▶ **WRITTEN EXERCISE**: Which lines in the records below contain the word "Rodzaje"? Copy each one out.

▶ **TASK INPUTS**:
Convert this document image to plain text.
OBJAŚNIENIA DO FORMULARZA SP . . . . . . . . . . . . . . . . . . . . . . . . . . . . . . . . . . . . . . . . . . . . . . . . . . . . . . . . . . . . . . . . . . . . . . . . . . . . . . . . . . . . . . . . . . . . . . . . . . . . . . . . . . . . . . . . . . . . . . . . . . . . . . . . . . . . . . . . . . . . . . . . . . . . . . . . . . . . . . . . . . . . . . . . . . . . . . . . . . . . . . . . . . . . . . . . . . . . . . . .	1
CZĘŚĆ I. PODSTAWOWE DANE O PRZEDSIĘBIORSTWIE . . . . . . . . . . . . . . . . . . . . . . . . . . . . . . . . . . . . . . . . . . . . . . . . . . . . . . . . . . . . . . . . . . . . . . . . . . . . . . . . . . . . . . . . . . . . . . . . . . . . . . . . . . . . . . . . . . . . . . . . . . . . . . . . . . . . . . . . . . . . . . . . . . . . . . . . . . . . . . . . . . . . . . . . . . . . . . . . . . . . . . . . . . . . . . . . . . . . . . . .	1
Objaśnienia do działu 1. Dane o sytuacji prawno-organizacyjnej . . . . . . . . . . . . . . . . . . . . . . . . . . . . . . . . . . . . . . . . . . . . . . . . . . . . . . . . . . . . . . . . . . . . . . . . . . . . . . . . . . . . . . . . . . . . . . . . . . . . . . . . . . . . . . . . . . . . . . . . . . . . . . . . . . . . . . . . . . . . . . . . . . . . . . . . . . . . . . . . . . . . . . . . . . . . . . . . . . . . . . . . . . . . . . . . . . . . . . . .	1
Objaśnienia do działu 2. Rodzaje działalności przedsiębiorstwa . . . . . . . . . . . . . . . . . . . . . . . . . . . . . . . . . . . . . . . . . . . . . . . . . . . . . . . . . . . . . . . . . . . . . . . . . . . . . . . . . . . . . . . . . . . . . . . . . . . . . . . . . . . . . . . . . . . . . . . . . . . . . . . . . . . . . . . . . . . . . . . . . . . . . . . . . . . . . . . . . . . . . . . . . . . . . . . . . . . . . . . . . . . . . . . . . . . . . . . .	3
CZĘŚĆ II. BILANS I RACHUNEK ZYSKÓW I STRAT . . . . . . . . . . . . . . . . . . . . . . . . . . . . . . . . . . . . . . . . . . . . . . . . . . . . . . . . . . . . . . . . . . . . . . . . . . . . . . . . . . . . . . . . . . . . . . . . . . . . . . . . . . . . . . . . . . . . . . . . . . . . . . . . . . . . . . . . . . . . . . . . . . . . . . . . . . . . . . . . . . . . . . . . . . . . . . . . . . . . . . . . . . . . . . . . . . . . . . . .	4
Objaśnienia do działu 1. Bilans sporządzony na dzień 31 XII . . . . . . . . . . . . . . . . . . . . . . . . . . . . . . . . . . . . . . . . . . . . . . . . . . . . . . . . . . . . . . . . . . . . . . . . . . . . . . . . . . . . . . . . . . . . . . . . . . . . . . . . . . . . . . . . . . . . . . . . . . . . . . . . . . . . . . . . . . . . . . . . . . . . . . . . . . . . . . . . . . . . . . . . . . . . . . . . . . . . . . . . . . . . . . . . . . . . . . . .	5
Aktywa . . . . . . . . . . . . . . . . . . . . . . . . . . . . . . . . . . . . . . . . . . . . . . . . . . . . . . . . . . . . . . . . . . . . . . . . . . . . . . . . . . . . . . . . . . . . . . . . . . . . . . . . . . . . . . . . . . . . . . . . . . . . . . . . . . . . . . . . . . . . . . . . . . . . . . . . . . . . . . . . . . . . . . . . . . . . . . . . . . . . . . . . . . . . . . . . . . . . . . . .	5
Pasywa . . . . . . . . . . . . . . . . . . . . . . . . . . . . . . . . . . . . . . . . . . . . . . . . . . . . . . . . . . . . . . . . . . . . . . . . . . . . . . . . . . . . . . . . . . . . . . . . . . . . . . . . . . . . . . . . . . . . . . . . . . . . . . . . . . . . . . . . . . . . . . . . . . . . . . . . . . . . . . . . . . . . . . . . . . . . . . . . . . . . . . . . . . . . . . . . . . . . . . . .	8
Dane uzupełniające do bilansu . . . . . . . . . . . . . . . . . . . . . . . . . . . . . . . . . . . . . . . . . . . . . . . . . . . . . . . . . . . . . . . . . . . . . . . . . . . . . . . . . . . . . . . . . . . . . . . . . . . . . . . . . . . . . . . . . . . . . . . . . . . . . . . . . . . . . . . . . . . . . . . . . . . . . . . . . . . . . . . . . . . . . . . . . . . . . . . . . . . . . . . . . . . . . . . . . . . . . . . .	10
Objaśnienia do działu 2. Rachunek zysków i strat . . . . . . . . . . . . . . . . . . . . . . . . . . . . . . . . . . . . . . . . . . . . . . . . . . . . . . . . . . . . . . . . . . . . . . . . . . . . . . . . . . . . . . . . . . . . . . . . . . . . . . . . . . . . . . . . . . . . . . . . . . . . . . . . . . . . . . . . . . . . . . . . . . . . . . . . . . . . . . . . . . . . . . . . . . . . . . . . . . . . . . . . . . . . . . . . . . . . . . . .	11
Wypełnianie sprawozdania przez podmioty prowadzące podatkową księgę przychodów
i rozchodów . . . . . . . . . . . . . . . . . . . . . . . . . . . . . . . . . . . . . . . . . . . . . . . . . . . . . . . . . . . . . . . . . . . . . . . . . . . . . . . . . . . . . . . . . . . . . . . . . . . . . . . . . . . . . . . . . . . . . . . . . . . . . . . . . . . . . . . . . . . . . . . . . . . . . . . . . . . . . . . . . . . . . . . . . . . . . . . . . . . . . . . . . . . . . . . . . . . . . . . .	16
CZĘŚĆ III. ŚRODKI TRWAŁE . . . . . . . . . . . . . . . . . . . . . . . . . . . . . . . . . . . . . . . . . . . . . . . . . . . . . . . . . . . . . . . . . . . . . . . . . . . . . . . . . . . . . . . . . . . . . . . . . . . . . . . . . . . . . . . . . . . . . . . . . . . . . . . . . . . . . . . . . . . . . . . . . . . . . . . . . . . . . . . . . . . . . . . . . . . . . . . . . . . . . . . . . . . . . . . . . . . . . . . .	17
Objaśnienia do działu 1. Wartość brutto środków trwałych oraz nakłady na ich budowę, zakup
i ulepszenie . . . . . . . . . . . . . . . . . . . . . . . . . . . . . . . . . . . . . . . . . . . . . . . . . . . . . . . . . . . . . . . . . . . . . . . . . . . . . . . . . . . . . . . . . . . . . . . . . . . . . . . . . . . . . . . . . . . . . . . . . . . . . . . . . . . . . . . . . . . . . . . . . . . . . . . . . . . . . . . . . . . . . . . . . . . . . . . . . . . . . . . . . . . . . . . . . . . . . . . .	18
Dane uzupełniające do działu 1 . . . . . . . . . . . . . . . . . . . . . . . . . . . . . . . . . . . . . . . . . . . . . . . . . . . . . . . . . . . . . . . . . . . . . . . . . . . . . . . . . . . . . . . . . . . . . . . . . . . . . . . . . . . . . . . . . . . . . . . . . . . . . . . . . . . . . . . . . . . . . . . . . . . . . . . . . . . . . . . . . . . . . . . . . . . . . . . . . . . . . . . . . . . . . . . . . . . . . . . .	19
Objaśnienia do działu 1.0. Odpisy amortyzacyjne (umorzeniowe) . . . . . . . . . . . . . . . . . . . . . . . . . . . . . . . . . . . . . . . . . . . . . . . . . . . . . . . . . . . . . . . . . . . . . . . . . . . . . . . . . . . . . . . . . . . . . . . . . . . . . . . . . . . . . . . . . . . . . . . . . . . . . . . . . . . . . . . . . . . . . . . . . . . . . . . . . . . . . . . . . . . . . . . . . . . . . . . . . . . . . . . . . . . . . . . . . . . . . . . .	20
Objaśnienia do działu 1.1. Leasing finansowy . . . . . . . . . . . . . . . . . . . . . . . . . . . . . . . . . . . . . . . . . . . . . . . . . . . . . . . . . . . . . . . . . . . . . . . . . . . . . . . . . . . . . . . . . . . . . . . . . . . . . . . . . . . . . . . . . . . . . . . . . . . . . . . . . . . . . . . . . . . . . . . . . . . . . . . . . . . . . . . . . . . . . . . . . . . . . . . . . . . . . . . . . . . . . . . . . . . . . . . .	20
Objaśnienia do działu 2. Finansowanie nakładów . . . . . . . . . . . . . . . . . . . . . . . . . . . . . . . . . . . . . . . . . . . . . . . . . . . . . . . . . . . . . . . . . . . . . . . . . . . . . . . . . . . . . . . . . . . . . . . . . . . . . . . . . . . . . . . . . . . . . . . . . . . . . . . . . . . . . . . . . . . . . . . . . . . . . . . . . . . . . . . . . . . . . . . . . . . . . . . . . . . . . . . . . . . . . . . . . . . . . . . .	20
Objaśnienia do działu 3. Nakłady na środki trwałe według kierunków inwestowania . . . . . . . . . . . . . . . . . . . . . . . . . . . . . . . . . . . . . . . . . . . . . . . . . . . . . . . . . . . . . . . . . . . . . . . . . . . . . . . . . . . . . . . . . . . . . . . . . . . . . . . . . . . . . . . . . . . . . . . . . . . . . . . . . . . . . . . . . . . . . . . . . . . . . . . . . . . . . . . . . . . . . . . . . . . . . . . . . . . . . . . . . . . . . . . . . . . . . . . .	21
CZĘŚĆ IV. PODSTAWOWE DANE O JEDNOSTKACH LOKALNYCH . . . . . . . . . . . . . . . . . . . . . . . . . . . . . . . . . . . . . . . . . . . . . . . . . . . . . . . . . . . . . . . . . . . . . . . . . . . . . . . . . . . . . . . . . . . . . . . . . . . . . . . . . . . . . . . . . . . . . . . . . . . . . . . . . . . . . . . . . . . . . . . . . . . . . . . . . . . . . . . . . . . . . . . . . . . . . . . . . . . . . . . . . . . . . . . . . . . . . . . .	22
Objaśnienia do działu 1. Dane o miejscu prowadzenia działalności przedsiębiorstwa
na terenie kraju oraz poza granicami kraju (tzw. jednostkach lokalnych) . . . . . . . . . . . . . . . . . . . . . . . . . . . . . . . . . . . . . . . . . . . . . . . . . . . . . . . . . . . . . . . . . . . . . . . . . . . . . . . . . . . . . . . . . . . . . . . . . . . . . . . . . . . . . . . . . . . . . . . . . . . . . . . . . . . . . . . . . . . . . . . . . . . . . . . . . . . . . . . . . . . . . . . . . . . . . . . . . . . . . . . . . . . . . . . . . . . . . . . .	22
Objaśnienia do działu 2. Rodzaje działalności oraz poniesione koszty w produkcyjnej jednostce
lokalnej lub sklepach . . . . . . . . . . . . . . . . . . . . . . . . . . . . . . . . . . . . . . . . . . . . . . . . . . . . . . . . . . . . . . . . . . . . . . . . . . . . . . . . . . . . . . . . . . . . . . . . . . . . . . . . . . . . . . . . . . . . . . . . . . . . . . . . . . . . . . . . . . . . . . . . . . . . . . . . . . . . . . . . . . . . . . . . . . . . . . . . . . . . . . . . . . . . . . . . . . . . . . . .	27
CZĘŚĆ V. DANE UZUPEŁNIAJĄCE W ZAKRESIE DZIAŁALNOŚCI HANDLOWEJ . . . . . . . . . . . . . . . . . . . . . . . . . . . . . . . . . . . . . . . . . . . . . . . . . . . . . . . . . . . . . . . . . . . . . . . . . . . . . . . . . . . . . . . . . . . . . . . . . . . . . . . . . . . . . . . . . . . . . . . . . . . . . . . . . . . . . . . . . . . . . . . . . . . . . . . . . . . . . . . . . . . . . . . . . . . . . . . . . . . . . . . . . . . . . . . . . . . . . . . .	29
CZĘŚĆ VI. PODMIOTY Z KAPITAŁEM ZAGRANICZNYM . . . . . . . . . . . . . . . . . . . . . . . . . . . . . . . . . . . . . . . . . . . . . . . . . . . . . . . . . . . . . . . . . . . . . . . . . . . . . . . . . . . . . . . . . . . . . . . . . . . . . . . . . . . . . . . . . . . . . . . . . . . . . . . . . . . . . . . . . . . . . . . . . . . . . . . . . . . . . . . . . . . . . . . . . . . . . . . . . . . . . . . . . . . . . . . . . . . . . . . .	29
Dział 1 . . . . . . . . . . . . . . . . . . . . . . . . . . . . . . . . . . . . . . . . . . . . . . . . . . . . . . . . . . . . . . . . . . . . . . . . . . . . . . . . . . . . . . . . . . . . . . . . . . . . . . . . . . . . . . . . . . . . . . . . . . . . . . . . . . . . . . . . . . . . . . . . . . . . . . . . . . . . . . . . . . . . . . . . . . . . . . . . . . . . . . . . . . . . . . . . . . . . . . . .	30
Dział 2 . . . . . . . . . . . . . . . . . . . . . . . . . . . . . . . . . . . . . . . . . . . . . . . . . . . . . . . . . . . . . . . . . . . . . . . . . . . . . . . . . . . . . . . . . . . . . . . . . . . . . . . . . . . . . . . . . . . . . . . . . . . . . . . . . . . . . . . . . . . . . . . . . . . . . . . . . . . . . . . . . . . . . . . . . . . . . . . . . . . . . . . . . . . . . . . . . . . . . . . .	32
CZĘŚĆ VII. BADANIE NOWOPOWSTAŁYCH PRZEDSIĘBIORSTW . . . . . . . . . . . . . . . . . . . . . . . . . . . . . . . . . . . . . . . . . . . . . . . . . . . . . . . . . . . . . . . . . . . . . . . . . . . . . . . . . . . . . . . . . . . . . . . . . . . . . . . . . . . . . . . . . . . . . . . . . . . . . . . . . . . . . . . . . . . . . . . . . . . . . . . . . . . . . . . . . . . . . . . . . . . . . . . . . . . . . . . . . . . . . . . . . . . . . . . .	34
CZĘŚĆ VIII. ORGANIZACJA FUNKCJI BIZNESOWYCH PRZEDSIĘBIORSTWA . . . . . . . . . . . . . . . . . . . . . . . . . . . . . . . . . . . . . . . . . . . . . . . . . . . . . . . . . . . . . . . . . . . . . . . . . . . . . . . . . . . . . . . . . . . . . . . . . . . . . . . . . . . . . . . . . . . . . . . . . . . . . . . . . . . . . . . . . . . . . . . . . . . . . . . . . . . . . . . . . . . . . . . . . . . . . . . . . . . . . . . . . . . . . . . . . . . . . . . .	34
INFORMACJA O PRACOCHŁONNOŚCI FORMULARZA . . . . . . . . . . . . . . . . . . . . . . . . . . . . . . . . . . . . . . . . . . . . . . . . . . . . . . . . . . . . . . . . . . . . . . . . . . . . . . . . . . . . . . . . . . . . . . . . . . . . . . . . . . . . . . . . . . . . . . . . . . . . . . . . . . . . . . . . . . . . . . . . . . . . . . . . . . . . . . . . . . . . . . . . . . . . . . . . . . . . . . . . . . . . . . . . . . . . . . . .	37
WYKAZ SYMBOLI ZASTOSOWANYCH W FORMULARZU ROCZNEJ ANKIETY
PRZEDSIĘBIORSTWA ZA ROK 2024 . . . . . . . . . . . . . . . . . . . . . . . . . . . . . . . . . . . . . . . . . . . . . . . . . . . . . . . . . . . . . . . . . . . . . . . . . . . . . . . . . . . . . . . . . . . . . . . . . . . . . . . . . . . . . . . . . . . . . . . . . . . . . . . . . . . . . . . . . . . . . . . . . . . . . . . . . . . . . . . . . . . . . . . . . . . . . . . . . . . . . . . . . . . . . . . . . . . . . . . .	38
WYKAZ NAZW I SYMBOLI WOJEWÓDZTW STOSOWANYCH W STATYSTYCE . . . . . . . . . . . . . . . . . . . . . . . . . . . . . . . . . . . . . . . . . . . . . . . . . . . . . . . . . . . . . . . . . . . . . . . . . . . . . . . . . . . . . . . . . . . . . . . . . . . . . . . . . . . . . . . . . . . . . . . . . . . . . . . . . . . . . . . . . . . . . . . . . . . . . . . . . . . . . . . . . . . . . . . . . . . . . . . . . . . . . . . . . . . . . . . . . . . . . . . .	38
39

▶ **PROBLEM SOLUTION**:
Objaśnienia do działu 2. Rodzaje działalności przedsiębiorstwa . . . . . . . . . . . . . . . . . . . . . . . . . . . . . . . . . . . . . . . . . . . . . . . . . . . . . . . . . . . . . . . . . . . . . . . . . . . . . . . . . . . . . . . . . . . . . . . . . . . . . . . . . . . . . . . . . . . . . . . . . . . . . . . . . . . . . . . . . . . . . . . . . . . . . . . . . . . . . . . . . . . . . . . . . . . . . . . . . . . . . . . . . . . . . . . . . . . . . . . .	3
Objaśnienia do działu 2. Rodzaje działalności oraz poniesione koszty w produkcyjnej jednostce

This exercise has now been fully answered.